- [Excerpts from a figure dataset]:
——————————
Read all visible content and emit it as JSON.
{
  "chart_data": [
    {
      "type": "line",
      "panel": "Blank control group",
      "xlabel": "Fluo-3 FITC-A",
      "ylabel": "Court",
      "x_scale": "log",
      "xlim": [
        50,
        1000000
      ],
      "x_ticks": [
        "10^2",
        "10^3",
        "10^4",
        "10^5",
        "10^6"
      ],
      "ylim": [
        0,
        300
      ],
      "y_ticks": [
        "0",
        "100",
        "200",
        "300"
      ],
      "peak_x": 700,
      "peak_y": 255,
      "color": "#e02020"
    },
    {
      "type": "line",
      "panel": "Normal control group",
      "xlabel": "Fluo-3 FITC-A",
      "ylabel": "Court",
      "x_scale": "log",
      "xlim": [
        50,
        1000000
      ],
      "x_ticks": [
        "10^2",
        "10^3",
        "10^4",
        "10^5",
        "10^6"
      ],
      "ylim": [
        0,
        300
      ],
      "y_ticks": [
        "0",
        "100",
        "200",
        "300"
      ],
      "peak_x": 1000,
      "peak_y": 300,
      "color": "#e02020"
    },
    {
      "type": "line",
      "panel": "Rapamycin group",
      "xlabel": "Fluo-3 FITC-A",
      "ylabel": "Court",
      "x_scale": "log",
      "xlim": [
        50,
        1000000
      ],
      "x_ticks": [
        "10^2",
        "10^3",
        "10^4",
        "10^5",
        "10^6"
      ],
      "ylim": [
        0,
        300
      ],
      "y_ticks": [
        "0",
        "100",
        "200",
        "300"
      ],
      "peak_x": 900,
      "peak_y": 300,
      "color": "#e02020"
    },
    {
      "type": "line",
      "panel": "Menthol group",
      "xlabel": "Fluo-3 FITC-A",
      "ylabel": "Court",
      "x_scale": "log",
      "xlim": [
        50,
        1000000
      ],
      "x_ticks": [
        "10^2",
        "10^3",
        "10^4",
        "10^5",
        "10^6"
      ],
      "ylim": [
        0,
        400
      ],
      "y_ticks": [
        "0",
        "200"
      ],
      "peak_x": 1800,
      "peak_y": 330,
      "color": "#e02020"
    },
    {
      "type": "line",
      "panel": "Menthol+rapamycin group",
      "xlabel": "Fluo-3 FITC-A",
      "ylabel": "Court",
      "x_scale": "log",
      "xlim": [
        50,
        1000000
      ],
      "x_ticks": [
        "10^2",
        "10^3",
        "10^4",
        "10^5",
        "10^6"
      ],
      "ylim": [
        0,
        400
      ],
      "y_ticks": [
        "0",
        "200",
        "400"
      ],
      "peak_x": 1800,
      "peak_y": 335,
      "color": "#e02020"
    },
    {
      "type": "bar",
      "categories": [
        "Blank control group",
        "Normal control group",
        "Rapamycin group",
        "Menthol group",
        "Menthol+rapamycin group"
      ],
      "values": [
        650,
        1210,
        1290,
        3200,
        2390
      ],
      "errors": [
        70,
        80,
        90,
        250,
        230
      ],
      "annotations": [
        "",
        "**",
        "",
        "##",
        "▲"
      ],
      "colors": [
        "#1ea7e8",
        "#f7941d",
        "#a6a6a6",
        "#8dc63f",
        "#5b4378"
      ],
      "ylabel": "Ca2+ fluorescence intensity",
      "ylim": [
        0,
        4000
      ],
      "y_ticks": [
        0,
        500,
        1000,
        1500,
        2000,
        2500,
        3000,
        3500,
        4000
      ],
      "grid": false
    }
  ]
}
——————————
- [Written exercise]: Collect each line holding the string "group".

- [Solution for this problem]:
      "panel": "Blank control group",
      "panel": "Normal control group",
      "panel": "Rapamycin group",
      "panel": "Menthol group",
      "panel": "Menthol+rapamycin group",
        "Blank control group",
        "Normal control group",
        "Rapamycin group",
        "Menthol group",
        "Menthol+rapamycin group"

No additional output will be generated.